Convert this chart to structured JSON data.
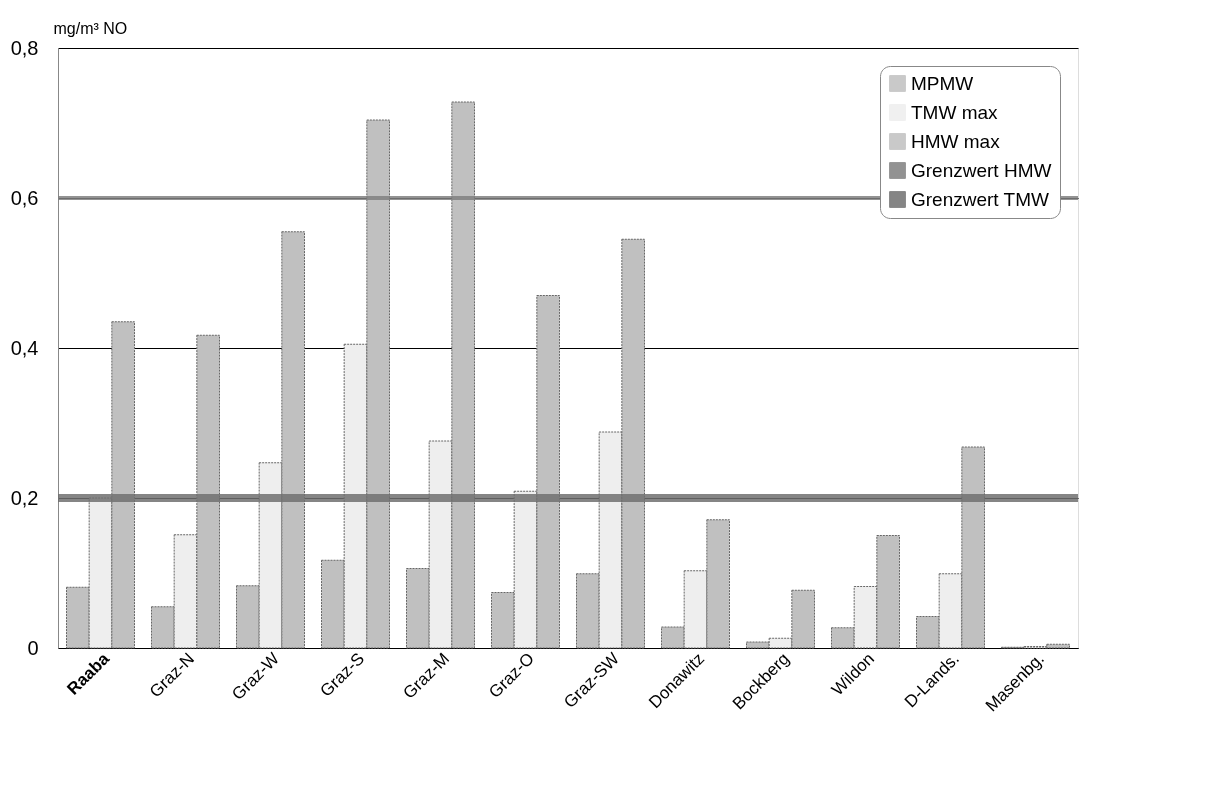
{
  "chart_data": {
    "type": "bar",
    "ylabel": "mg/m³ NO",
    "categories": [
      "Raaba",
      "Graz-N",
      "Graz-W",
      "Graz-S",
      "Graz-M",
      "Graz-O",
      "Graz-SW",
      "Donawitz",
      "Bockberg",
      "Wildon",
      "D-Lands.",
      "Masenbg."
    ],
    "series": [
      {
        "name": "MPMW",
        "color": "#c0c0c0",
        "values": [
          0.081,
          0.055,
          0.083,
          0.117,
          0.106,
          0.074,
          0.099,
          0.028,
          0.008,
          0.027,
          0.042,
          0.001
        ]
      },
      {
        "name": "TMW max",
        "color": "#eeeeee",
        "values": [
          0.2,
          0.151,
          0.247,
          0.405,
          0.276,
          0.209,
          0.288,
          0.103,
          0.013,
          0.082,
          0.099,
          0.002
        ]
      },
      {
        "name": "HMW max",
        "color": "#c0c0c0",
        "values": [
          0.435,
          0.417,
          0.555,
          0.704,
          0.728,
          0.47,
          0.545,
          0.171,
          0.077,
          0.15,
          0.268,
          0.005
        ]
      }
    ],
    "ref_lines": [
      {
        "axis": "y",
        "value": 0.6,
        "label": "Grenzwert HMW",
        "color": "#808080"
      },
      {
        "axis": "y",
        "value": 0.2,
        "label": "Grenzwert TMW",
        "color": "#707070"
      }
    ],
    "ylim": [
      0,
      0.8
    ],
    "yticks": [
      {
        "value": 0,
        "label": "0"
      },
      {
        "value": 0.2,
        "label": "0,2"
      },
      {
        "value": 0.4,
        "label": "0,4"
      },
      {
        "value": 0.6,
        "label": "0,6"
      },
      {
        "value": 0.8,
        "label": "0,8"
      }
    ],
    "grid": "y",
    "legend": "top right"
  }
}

____

| WHAT YOU WILL DO |
Collect each line holding the string "color".

| TASK SOLUTION |
        "color": "#c0c0c0",
        "color": "#eeeeee",
        "color": "#c0c0c0",
        "color": "#808080"
        "color": "#707070"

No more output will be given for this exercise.